◆ Exercise aim:
Set down every entry again word for word, please, but skip the pictures.
__________
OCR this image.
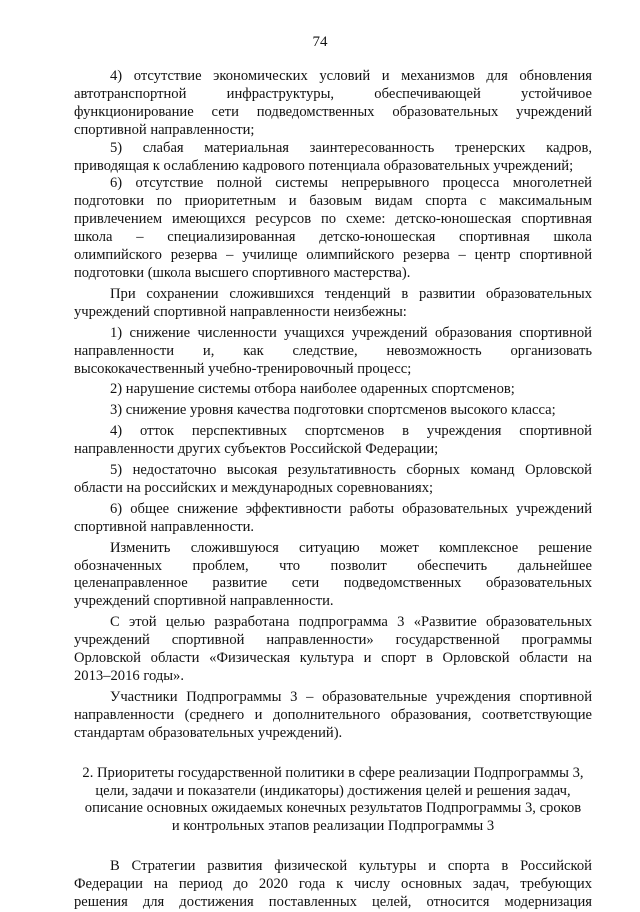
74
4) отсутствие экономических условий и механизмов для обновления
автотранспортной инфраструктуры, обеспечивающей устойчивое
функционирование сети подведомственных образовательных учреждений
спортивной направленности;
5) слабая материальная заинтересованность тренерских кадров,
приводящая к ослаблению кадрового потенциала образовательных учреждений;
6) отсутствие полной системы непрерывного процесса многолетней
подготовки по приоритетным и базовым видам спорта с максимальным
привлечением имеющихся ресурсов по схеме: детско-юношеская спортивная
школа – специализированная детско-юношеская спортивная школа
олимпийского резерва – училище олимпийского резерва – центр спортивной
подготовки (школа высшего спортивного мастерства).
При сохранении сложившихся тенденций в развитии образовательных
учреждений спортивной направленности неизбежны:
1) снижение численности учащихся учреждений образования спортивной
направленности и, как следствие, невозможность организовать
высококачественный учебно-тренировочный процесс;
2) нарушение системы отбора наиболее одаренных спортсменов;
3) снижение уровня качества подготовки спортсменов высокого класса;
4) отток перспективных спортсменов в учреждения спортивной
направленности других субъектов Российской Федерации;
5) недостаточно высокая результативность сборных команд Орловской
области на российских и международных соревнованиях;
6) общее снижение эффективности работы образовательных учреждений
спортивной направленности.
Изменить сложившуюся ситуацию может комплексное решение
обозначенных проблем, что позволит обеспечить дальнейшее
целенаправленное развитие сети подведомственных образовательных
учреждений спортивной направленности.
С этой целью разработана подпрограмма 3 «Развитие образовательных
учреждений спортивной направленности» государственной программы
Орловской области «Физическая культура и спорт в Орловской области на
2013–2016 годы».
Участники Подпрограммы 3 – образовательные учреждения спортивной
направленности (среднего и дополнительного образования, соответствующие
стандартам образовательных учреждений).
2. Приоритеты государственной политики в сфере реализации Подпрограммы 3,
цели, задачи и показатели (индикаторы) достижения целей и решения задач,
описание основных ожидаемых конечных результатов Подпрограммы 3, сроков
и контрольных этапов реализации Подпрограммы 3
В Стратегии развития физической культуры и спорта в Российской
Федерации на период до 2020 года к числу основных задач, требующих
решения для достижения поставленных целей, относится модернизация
__________
◆ Finished exercise:
OCR this image.
74
4) отсутствие экономических условий и механизмов для обновления
автотранспортной инфраструктуры, обеспечивающей устойчивое
функционирование сети подведомственных образовательных учреждений
спортивной направленности;
5) слабая материальная заинтересованность тренерских кадров,
приводящая к ослаблению кадрового потенциала образовательных учреждений;
6) отсутствие полной системы непрерывного процесса многолетней
подготовки по приоритетным и базовым видам спорта с максимальным
привлечением имеющихся ресурсов по схеме: детско-юношеская спортивная
школа – специализированная детско-юношеская спортивная школа
олимпийского резерва – училище олимпийского резерва – центр спортивной
подготовки (школа высшего спортивного мастерства).
При сохранении сложившихся тенденций в развитии образовательных
учреждений спортивной направленности неизбежны:
1) снижение численности учащихся учреждений образования спортивной
направленности и, как следствие, невозможность организовать
высококачественный учебно-тренировочный процесс;
2) нарушение системы отбора наиболее одаренных спортсменов;
3) снижение уровня качества подготовки спортсменов высокого класса;
4) отток перспективных спортсменов в учреждения спортивной
направленности других субъектов Российской Федерации;
5) недостаточно высокая результативность сборных команд Орловской
области на российских и международных соревнованиях;
6) общее снижение эффективности работы образовательных учреждений
спортивной направленности.
Изменить сложившуюся ситуацию может комплексное решение
обозначенных проблем, что позволит обеспечить дальнейшее
целенаправленное развитие сети подведомственных образовательных
учреждений спортивной направленности.
С этой целью разработана подпрограмма 3 «Развитие образовательных
учреждений спортивной направленности» государственной программы
Орловской области «Физическая культура и спорт в Орловской области на
2013–2016 годы».
Участники Подпрограммы 3 – образовательные учреждения спортивной
направленности (среднего и дополнительного образования, соответствующие
стандартам образовательных учреждений).
2. Приоритеты государственной политики в сфере реализации Подпрограммы 3,
цели, задачи и показатели (индикаторы) достижения целей и решения задач,
описание основных ожидаемых конечных результатов Подпрограммы 3, сроков
и контрольных этапов реализации Подпрограммы 3
В Стратегии развития физической культуры и спорта в Российской
Федерации на период до 2020 года к числу основных задач, требующих
решения для достижения поставленных целей, относится модернизация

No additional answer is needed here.